* _Source material_
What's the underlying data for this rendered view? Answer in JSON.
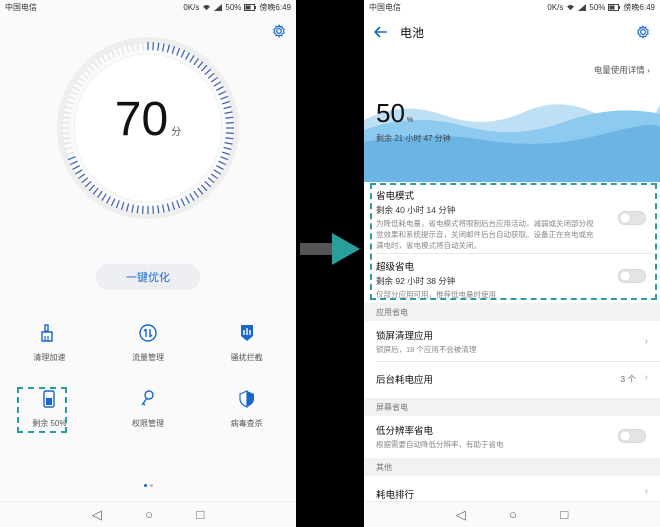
{
  "status_left": {
    "carrier": "中国电信",
    "speed": "0K/s",
    "battery": "50%",
    "time": "傍晚6:49"
  },
  "status_right": {
    "carrier": "中国电信",
    "speed": "0K/s",
    "battery": "50%",
    "time": "傍晚6:49"
  },
  "left_screen": {
    "score": "70",
    "score_unit": "分",
    "optimize_label": "一键优化",
    "grid": [
      {
        "label": "清理加速",
        "icon": "broom-icon"
      },
      {
        "label": "流量管理",
        "icon": "data-flow-icon"
      },
      {
        "label": "骚扰拦截",
        "icon": "hand-block-icon"
      },
      {
        "label": "剩余 50%",
        "icon": "battery-phone-icon"
      },
      {
        "label": "权限管理",
        "icon": "key-icon"
      },
      {
        "label": "病毒查杀",
        "icon": "shield-icon"
      }
    ]
  },
  "right_screen": {
    "title": "电池",
    "details_link": "电量使用详情",
    "battery_percent": "50",
    "percent_sign": "%",
    "remaining": "剩余 21 小时 47 分钟",
    "power_saving": {
      "title": "省电模式",
      "remaining": "剩余 40 小时 14 分钟",
      "description": "为降低耗电量，省电模式将限制后台应用活动，减弱或关闭部分视觉效果和系统提示音，关闭邮件后台自动获取。设备正在充电或充满电时，省电模式将自动关闭。"
    },
    "ultra_saving": {
      "title": "超级省电",
      "remaining": "剩余 92 小时 38 分钟",
      "description": "仅部分应用可用，推荐低电量时使用"
    },
    "section_app": "应用省电",
    "lock_clean": {
      "title": "锁屏清理应用",
      "description": "锁屏后，18 个应用不会被清理"
    },
    "background_apps": {
      "title": "后台耗电应用",
      "count": "3 个"
    },
    "section_screen": "屏幕省电",
    "low_res": {
      "title": "低分辨率省电",
      "description": "根据需要自动降低分辨率，有助于省电"
    },
    "section_other": "其他",
    "ranking": {
      "title": "耗电排行"
    }
  },
  "colors": {
    "accent": "#1a66cc",
    "highlight": "#2a9d9d",
    "wave": "#6cb4e4"
  }
}
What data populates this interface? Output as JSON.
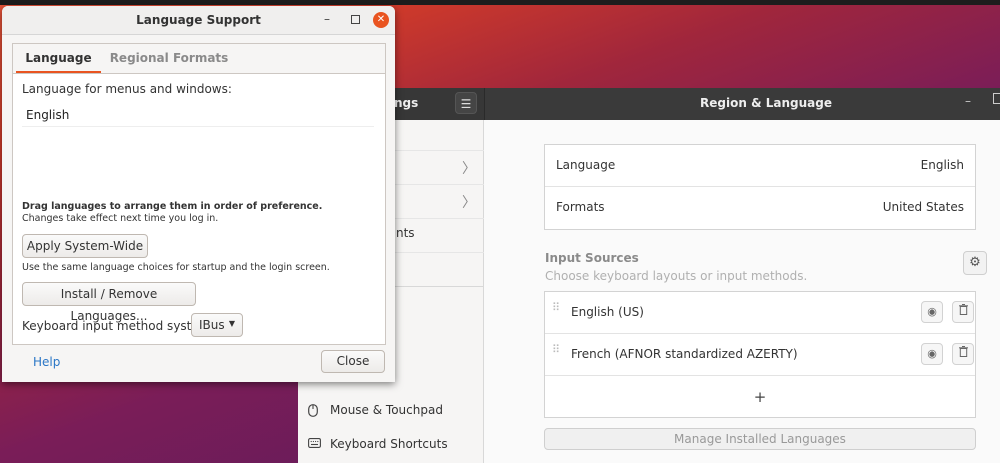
{
  "settings_window": {
    "sidebar_title": "ngs",
    "main_title": "Region & Language",
    "sidebar": {
      "partial_items": [
        "nts"
      ],
      "items": [
        {
          "label": "Mouse & Touchpad",
          "icon": "mouse-icon"
        },
        {
          "label": "Keyboard Shortcuts",
          "icon": "keyboard-icon"
        }
      ]
    },
    "region": {
      "language_label": "Language",
      "language_value": "English",
      "formats_label": "Formats",
      "formats_value": "United States"
    },
    "input_sources": {
      "title": "Input Sources",
      "subtitle": "Choose keyboard layouts or input methods.",
      "items": [
        "English (US)",
        "French (AFNOR standardized AZERTY)"
      ],
      "add_label": "+"
    },
    "manage_button": "Manage Installed Languages"
  },
  "dialog": {
    "title": "Language Support",
    "tabs": [
      {
        "label": "Language",
        "active": true
      },
      {
        "label": "Regional Formats",
        "active": false
      }
    ],
    "menus_label": "Language for menus and windows:",
    "languages": [
      "English"
    ],
    "drag_note": "Drag languages to arrange them in order of preference.",
    "changes_note": "Changes take effect next time you log in.",
    "apply_button": "Apply System-Wide",
    "apply_note": "Use the same language choices for startup and the login screen.",
    "install_button": "Install / Remove Languages...",
    "input_method_label": "Keyboard input method system:",
    "input_method_value": "IBus",
    "help_label": "Help",
    "close_label": "Close"
  },
  "colors": {
    "accent": "#e95420",
    "link": "#2a76c6"
  }
}
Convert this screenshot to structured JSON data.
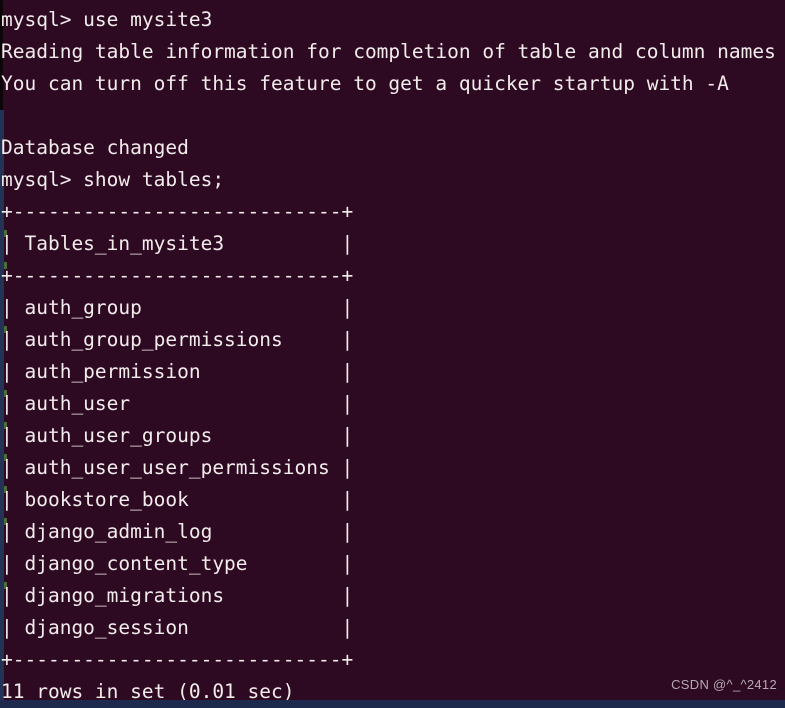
{
  "terminal": {
    "background_color": "#2d0a22",
    "text_color": "#f2eceb",
    "prompt": "mysql>",
    "lines": [
      "mysql> use mysite3",
      "Reading table information for completion of table and column names",
      "You can turn off this feature to get a quicker startup with -A",
      "",
      "Database changed",
      "mysql> show tables;",
      "+----------------------------+",
      "| Tables_in_mysite3          |",
      "+----------------------------+",
      "| auth_group                 |",
      "| auth_group_permissions     |",
      "| auth_permission            |",
      "| auth_user                  |",
      "| auth_user_groups           |",
      "| auth_user_user_permissions |",
      "| bookstore_book             |",
      "| django_admin_log           |",
      "| django_content_type        |",
      "| django_migrations          |",
      "| django_session             |",
      "+----------------------------+",
      "11 rows in set (0.01 sec)"
    ]
  },
  "commands": {
    "use_database": "use mysite3",
    "show_tables": "show tables;"
  },
  "messages": {
    "reading_table_info": "Reading table information for completion of table and column names",
    "turn_off_feature": "You can turn off this feature to get a quicker startup with -A",
    "database_changed": "Database changed",
    "rows_in_set": "11 rows in set (0.01 sec)"
  },
  "result_table": {
    "column_header": "Tables_in_mysite3",
    "row_count": 11,
    "elapsed_seconds": "0.01",
    "rows": [
      "auth_group",
      "auth_group_permissions",
      "auth_permission",
      "auth_user",
      "auth_user_groups",
      "auth_user_user_permissions",
      "bookstore_book",
      "django_admin_log",
      "django_content_type",
      "django_migrations",
      "django_session"
    ]
  },
  "watermark": {
    "text": "CSDN @^_^2412"
  }
}
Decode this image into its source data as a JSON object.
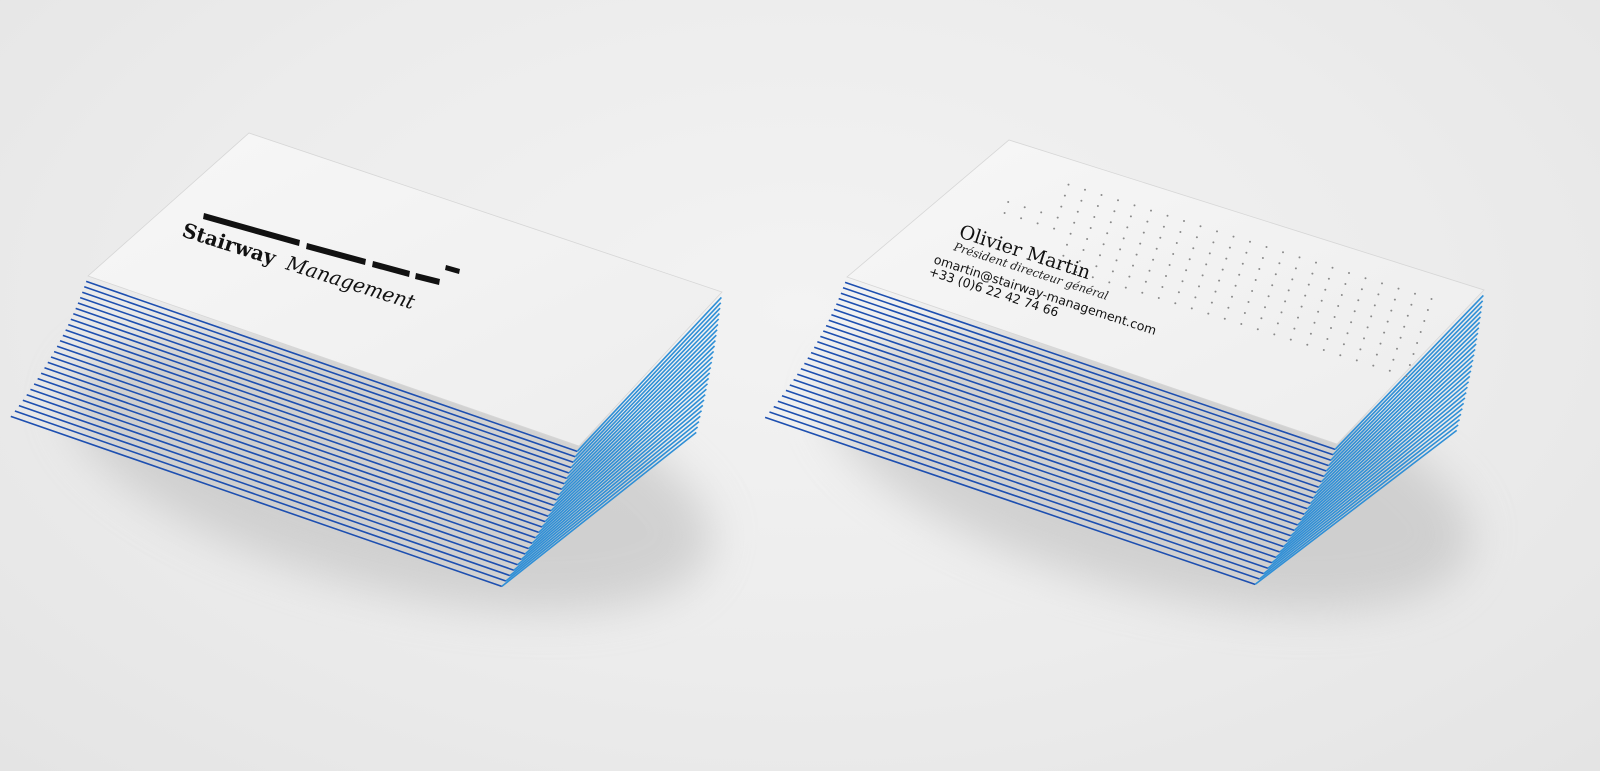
{
  "colors": {
    "background": "#ececec",
    "card_face": "#f4f4f4",
    "edge_blue": "#1d4fb0",
    "edge_cyan": "#2f8fd6",
    "ink": "#111111",
    "dot": "#8a8a8a"
  },
  "front_card": {
    "logo": "Stairway Management",
    "logo_bold": "Stairway",
    "logo_italic": "Management"
  },
  "back_card": {
    "name": "Olivier Martin",
    "title": "Président directeur général",
    "phone": "+33 (0)6 22 42 74 66",
    "email": "omartin@stairway-management.com"
  },
  "icons": {
    "stairs_logo": "stairs-logo-icon",
    "dot_grid": "dot-grid-icon"
  }
}
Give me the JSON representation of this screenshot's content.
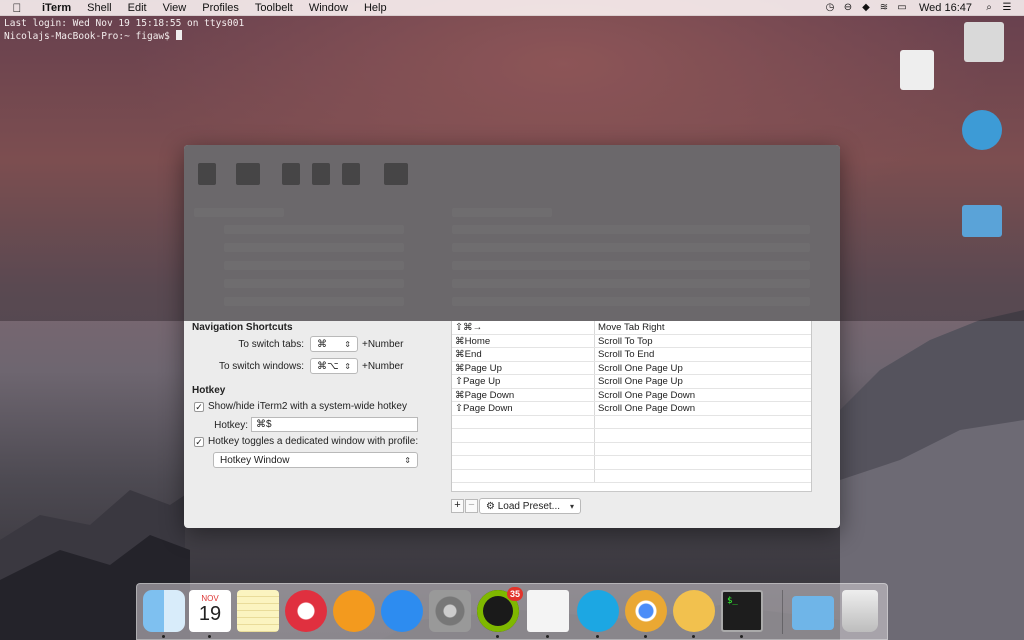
{
  "menubar": {
    "apple_icon": "apple-icon",
    "items": [
      "iTerm",
      "Shell",
      "Edit",
      "View",
      "Profiles",
      "Toolbelt",
      "Window",
      "Help"
    ],
    "status_icons": [
      "clock-icon",
      "sync-icon",
      "dropbox-icon",
      "wifi-icon",
      "battery-icon"
    ],
    "clock": "Wed 16:47",
    "search_icon": "search-icon",
    "list_icon": "list-icon"
  },
  "terminal": {
    "line1": "Last login: Wed Nov 19 15:18:55 on ttys001",
    "prompt": "Nicolajs-MacBook-Pro:~ figaw$"
  },
  "prefs": {
    "navigation_title": "Navigation Shortcuts",
    "switch_tabs_label": "To switch tabs:",
    "switch_tabs_value": "⌘",
    "switch_tabs_suffix": "+Number",
    "switch_windows_label": "To switch windows:",
    "switch_windows_value": "⌘⌥",
    "switch_windows_suffix": "+Number",
    "hotkey_title": "Hotkey",
    "show_hide_label": "Show/hide iTerm2 with a system-wide hotkey",
    "hotkey_label": "Hotkey:",
    "hotkey_value": "⌘$",
    "dedicated_label": "Hotkey toggles a dedicated window with profile:",
    "profile_value": "Hotkey Window",
    "check_mark": "✓",
    "add_label": "+",
    "remove_label": "−",
    "load_preset_label": "Load Preset...",
    "gear_icon": "gear-icon"
  },
  "keys": [
    {
      "key": "⇧⌘→",
      "action": "Move Tab Right"
    },
    {
      "key": "⌘Home",
      "action": "Scroll To Top"
    },
    {
      "key": "⌘End",
      "action": "Scroll To End"
    },
    {
      "key": "⌘Page Up",
      "action": "Scroll One Page Up"
    },
    {
      "key": "⇧Page Up",
      "action": "Scroll One Page Up"
    },
    {
      "key": "⌘Page Down",
      "action": "Scroll One Page Down"
    },
    {
      "key": "⇧Page Down",
      "action": "Scroll One Page Down"
    },
    {
      "key": "",
      "action": ""
    },
    {
      "key": "",
      "action": ""
    },
    {
      "key": "",
      "action": ""
    },
    {
      "key": "",
      "action": ""
    },
    {
      "key": "",
      "action": ""
    }
  ],
  "dock": {
    "calendar_month": "NOV",
    "calendar_day": "19",
    "spotify_badge": "35",
    "apps": [
      "finder",
      "calendar",
      "notes",
      "itunes",
      "ibooks",
      "app-store",
      "system-preferences",
      "spotify",
      "textedit",
      "skype",
      "chrome",
      "wunderlist",
      "terminal",
      "downloads-folder",
      "trash"
    ]
  }
}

* _Work instructions_
How many of the listing's lines contain "What"? Respond with a single number and nothing else.

* _Answer_
2